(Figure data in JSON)
###
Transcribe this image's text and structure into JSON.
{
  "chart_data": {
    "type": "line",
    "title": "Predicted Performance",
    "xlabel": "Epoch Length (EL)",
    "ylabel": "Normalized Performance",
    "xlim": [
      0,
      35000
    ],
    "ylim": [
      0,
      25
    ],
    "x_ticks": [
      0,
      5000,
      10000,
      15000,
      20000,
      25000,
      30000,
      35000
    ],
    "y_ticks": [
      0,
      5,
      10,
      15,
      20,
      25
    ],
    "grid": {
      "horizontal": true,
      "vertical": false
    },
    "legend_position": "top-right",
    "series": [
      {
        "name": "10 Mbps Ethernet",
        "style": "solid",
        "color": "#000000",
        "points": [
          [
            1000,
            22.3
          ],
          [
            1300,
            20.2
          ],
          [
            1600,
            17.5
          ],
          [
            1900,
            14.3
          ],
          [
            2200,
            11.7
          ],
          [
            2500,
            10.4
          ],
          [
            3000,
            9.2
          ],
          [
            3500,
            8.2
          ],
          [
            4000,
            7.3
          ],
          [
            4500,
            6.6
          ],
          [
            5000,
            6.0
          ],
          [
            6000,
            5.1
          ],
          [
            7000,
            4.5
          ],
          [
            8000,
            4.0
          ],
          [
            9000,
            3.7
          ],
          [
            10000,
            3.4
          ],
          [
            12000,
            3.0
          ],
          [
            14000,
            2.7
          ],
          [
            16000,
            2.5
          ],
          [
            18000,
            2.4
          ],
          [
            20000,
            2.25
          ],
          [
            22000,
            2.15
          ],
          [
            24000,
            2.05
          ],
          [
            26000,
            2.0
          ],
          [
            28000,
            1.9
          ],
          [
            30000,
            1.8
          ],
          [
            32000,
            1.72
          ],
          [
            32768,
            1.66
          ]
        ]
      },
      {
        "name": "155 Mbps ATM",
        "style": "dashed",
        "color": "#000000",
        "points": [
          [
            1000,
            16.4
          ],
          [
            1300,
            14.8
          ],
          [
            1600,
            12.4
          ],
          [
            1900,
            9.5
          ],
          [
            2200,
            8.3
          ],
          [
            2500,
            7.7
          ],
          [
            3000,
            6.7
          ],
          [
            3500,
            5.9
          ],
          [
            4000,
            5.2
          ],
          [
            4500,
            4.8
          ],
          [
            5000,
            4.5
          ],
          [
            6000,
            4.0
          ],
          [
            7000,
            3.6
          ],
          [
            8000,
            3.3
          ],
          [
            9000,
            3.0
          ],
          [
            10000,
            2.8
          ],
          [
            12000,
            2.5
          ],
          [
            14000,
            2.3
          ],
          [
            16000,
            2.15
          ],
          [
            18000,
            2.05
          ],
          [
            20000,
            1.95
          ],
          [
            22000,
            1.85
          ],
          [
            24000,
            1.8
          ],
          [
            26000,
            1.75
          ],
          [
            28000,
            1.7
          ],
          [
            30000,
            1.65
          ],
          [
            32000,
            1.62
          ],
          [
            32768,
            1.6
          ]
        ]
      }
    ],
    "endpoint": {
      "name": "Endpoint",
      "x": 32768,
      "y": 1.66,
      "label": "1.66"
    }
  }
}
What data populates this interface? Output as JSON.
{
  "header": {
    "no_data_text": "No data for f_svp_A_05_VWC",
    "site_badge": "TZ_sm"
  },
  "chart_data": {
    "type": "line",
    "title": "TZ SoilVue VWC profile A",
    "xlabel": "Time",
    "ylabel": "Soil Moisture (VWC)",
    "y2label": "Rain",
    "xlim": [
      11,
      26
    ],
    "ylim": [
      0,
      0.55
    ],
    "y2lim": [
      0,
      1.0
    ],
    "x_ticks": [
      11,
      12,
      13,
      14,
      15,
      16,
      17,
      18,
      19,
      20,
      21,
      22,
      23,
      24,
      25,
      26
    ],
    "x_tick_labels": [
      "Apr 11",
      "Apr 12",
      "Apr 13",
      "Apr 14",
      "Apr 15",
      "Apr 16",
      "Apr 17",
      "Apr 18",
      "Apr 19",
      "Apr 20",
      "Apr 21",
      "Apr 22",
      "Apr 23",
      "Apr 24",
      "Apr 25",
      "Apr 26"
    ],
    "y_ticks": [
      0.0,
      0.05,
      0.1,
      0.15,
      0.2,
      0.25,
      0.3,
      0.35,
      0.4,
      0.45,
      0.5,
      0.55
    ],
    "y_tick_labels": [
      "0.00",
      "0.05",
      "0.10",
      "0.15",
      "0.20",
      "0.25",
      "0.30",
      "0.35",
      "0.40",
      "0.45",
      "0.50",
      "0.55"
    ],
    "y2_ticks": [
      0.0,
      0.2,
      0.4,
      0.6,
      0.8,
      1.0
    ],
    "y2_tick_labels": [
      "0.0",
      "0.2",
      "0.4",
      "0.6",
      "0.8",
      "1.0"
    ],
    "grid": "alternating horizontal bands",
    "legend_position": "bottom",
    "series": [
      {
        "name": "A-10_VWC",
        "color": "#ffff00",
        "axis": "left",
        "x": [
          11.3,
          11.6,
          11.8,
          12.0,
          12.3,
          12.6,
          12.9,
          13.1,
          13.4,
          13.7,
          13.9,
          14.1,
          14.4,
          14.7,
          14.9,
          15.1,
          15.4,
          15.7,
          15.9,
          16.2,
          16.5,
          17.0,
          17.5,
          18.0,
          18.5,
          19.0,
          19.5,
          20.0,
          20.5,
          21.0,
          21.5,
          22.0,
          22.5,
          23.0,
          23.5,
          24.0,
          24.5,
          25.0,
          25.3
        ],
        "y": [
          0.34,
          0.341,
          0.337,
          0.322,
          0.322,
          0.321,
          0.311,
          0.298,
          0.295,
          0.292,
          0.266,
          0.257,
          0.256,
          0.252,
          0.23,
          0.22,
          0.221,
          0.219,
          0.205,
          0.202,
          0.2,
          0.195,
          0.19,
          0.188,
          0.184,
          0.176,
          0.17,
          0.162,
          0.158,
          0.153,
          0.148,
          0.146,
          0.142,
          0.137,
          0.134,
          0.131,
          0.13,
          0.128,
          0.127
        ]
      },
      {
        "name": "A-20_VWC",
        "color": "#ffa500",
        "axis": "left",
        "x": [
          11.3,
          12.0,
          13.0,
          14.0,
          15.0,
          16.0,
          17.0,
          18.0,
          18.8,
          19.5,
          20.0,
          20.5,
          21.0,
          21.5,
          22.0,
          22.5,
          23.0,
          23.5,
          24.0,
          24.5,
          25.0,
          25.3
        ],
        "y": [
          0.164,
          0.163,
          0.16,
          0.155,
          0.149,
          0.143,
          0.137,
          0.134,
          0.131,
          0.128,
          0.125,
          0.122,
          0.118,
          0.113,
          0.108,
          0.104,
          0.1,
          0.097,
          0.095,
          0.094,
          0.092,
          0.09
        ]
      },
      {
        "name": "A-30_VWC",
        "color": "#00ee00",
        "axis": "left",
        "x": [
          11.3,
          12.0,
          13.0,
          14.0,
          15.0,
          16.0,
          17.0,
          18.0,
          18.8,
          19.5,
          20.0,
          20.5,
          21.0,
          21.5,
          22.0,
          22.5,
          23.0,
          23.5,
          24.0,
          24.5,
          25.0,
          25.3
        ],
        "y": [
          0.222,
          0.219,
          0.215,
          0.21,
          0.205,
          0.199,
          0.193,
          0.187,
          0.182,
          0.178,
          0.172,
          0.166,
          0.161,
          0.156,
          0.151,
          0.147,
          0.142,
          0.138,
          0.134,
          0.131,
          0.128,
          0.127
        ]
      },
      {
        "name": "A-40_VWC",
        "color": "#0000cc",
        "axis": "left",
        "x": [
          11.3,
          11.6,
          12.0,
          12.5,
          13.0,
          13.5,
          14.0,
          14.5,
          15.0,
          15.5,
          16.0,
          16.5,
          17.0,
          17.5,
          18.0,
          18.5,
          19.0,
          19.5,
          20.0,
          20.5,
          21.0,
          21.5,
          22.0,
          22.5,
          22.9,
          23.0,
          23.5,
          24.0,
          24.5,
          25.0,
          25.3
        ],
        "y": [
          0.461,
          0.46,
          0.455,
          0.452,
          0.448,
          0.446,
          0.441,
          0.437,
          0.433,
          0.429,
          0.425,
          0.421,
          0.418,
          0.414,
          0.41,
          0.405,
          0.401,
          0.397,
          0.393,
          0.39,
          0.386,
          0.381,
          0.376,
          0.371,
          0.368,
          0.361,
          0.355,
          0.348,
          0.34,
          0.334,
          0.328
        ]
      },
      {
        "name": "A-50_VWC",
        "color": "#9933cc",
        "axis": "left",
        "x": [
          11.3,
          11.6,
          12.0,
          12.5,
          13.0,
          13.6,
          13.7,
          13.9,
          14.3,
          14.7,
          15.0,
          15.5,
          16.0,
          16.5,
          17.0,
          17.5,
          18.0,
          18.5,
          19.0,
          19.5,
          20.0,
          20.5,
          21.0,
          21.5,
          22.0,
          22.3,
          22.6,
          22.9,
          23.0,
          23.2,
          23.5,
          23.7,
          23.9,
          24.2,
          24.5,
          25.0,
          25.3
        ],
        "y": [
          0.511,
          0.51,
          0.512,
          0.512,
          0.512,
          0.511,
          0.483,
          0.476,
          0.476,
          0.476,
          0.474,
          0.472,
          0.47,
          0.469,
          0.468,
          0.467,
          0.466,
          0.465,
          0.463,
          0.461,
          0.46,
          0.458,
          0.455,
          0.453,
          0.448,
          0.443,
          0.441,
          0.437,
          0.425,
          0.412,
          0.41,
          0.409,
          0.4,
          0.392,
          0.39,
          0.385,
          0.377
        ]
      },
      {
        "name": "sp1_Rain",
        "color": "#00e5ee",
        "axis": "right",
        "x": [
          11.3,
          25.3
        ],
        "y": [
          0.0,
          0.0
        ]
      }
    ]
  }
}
###
### [DESCRIPTION OF THE TASK]
Which lines include the word "Mbps"? List them all.

### [RESULT OF THIS EXERCISE]
        "name": "10 Mbps Ethernet",
        "name": "155 Mbps ATM",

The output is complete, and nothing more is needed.